▶ **CHALLENGE**: Transcribe the full listing exactly, and drop every picture.

----- RECORDS FOR THE TASK -----

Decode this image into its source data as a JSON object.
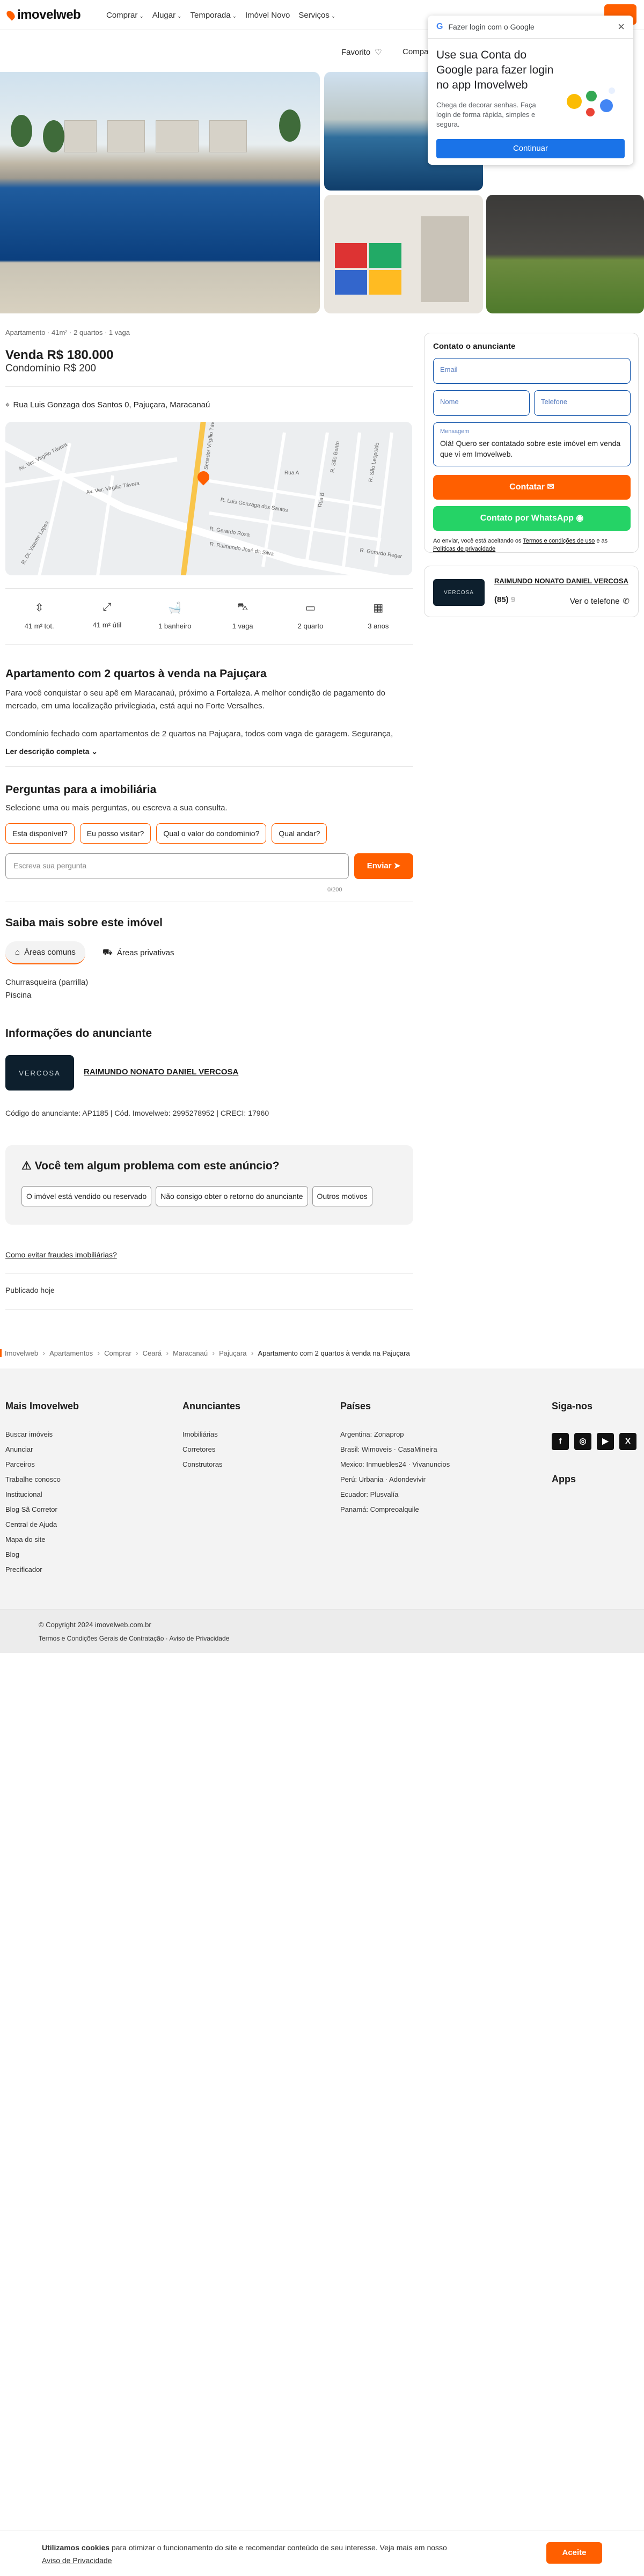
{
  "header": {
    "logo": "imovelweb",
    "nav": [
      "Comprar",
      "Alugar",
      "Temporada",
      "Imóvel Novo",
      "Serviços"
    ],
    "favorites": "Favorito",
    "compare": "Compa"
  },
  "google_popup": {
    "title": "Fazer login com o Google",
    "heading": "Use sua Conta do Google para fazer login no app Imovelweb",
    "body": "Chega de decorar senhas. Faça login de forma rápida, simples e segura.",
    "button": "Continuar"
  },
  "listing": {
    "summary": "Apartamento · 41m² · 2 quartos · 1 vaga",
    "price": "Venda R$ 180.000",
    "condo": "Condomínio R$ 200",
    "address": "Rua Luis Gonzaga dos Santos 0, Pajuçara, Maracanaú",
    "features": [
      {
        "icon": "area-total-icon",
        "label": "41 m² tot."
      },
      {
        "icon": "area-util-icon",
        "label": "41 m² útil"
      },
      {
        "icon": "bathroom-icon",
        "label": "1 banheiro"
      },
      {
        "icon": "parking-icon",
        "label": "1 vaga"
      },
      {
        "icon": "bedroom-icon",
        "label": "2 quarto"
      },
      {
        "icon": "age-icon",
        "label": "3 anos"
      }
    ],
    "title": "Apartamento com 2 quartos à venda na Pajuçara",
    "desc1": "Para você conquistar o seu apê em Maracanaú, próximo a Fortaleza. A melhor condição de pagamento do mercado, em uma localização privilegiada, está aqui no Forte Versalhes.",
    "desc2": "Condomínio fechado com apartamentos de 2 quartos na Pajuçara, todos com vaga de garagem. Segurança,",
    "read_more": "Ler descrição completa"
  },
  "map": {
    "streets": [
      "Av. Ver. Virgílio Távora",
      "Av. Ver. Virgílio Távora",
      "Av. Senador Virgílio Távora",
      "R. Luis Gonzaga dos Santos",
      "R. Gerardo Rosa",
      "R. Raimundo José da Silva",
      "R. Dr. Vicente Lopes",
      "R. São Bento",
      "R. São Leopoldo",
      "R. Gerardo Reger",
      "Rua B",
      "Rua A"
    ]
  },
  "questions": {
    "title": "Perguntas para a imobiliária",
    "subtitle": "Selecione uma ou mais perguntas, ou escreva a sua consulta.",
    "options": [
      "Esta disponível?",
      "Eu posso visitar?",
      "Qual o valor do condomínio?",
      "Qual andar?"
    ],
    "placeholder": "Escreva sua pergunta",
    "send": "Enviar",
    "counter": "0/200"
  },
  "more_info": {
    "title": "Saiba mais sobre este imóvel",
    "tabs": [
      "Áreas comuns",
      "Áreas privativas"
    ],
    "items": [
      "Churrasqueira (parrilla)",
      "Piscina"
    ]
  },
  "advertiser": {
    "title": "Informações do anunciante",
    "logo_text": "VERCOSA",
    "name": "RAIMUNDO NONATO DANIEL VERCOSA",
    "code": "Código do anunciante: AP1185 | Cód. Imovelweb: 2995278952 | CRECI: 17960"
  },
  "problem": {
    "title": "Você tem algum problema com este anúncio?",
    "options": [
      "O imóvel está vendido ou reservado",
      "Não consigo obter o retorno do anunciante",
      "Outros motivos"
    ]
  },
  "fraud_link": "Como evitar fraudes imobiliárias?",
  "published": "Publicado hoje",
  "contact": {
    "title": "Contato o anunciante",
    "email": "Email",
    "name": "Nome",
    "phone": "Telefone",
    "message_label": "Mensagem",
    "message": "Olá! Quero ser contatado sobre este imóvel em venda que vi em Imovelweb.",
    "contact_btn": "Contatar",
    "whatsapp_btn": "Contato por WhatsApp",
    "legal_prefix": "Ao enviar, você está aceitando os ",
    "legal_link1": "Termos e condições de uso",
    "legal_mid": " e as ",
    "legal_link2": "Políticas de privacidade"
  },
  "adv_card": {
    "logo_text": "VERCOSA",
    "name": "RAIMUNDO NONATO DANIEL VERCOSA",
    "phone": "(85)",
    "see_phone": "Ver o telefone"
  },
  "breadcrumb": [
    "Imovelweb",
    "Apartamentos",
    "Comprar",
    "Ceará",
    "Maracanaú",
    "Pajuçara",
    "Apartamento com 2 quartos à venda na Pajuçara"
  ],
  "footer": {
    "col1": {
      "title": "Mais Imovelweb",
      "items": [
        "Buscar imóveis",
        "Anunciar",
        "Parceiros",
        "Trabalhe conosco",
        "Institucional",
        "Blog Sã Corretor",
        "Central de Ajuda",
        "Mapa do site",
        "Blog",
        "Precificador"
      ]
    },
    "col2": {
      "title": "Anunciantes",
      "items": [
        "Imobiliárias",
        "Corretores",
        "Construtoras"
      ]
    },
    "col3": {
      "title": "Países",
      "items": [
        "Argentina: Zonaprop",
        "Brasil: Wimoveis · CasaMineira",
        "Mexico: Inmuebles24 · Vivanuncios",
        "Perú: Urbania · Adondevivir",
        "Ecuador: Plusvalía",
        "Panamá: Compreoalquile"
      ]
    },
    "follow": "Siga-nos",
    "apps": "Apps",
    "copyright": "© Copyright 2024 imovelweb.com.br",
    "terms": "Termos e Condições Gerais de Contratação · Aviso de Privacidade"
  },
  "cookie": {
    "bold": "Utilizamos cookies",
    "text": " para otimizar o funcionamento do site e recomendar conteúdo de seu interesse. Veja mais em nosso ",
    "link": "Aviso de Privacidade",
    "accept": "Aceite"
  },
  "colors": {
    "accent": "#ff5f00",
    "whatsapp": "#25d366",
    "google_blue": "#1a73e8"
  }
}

-----

▶ **COMPLETED TASK**:
Decode this image into its source data as a JSON object.
{
  "header": {
    "logo": "imovelweb",
    "nav": [
      "Comprar",
      "Alugar",
      "Temporada",
      "Imóvel Novo",
      "Serviços"
    ],
    "favorites": "Favorito",
    "compare": "Compa"
  },
  "google_popup": {
    "title": "Fazer login com o Google",
    "heading": "Use sua Conta do Google para fazer login no app Imovelweb",
    "body": "Chega de decorar senhas. Faça login de forma rápida, simples e segura.",
    "button": "Continuar"
  },
  "listing": {
    "summary": "Apartamento · 41m² · 2 quartos · 1 vaga",
    "price": "Venda R$ 180.000",
    "condo": "Condomínio R$ 200",
    "address": "Rua Luis Gonzaga dos Santos 0, Pajuçara, Maracanaú",
    "features": [
      {
        "icon": "area-total-icon",
        "label": "41 m² tot."
      },
      {
        "icon": "area-util-icon",
        "label": "41 m² útil"
      },
      {
        "icon": "bathroom-icon",
        "label": "1 banheiro"
      },
      {
        "icon": "parking-icon",
        "label": "1 vaga"
      },
      {
        "icon": "bedroom-icon",
        "label": "2 quarto"
      },
      {
        "icon": "age-icon",
        "label": "3 anos"
      }
    ],
    "title": "Apartamento com 2 quartos à venda na Pajuçara",
    "desc1": "Para você conquistar o seu apê em Maracanaú, próximo a Fortaleza. A melhor condição de pagamento do mercado, em uma localização privilegiada, está aqui no Forte Versalhes.",
    "desc2": "Condomínio fechado com apartamentos de 2 quartos na Pajuçara, todos com vaga de garagem. Segurança,",
    "read_more": "Ler descrição completa"
  },
  "map": {
    "streets": [
      "Av. Ver. Virgílio Távora",
      "Av. Ver. Virgílio Távora",
      "Av. Senador Virgílio Távora",
      "R. Luis Gonzaga dos Santos",
      "R. Gerardo Rosa",
      "R. Raimundo José da Silva",
      "R. Dr. Vicente Lopes",
      "R. São Bento",
      "R. São Leopoldo",
      "R. Gerardo Reger",
      "Rua B",
      "Rua A"
    ]
  },
  "questions": {
    "title": "Perguntas para a imobiliária",
    "subtitle": "Selecione uma ou mais perguntas, ou escreva a sua consulta.",
    "options": [
      "Esta disponível?",
      "Eu posso visitar?",
      "Qual o valor do condomínio?",
      "Qual andar?"
    ],
    "placeholder": "Escreva sua pergunta",
    "send": "Enviar",
    "counter": "0/200"
  },
  "more_info": {
    "title": "Saiba mais sobre este imóvel",
    "tabs": [
      "Áreas comuns",
      "Áreas privativas"
    ],
    "items": [
      "Churrasqueira (parrilla)",
      "Piscina"
    ]
  },
  "advertiser": {
    "title": "Informações do anunciante",
    "logo_text": "VERCOSA",
    "name": "RAIMUNDO NONATO DANIEL VERCOSA",
    "code": "Código do anunciante: AP1185 | Cód. Imovelweb: 2995278952 | CRECI: 17960"
  },
  "problem": {
    "title": "Você tem algum problema com este anúncio?",
    "options": [
      "O imóvel está vendido ou reservado",
      "Não consigo obter o retorno do anunciante",
      "Outros motivos"
    ]
  },
  "fraud_link": "Como evitar fraudes imobiliárias?",
  "published": "Publicado hoje",
  "contact": {
    "title": "Contato o anunciante",
    "email": "Email",
    "name": "Nome",
    "phone": "Telefone",
    "message_label": "Mensagem",
    "message": "Olá! Quero ser contatado sobre este imóvel em venda que vi em Imovelweb.",
    "contact_btn": "Contatar",
    "whatsapp_btn": "Contato por WhatsApp",
    "legal_prefix": "Ao enviar, você está aceitando os ",
    "legal_link1": "Termos e condições de uso",
    "legal_mid": " e as ",
    "legal_link2": "Políticas de privacidade"
  },
  "adv_card": {
    "logo_text": "VERCOSA",
    "name": "RAIMUNDO NONATO DANIEL VERCOSA",
    "phone": "(85)",
    "see_phone": "Ver o telefone"
  },
  "breadcrumb": [
    "Imovelweb",
    "Apartamentos",
    "Comprar",
    "Ceará",
    "Maracanaú",
    "Pajuçara",
    "Apartamento com 2 quartos à venda na Pajuçara"
  ],
  "footer": {
    "col1": {
      "title": "Mais Imovelweb",
      "items": [
        "Buscar imóveis",
        "Anunciar",
        "Parceiros",
        "Trabalhe conosco",
        "Institucional",
        "Blog Sã Corretor",
        "Central de Ajuda",
        "Mapa do site",
        "Blog",
        "Precificador"
      ]
    },
    "col2": {
      "title": "Anunciantes",
      "items": [
        "Imobiliárias",
        "Corretores",
        "Construtoras"
      ]
    },
    "col3": {
      "title": "Países",
      "items": [
        "Argentina: Zonaprop",
        "Brasil: Wimoveis · CasaMineira",
        "Mexico: Inmuebles24 · Vivanuncios",
        "Perú: Urbania · Adondevivir",
        "Ecuador: Plusvalía",
        "Panamá: Compreoalquile"
      ]
    },
    "follow": "Siga-nos",
    "apps": "Apps",
    "copyright": "© Copyright 2024 imovelweb.com.br",
    "terms": "Termos e Condições Gerais de Contratação · Aviso de Privacidade"
  },
  "cookie": {
    "bold": "Utilizamos cookies",
    "text": " para otimizar o funcionamento do site e recomendar conteúdo de seu interesse. Veja mais em nosso ",
    "link": "Aviso de Privacidade",
    "accept": "Aceite"
  },
  "colors": {
    "accent": "#ff5f00",
    "whatsapp": "#25d366",
    "google_blue": "#1a73e8"
  }
}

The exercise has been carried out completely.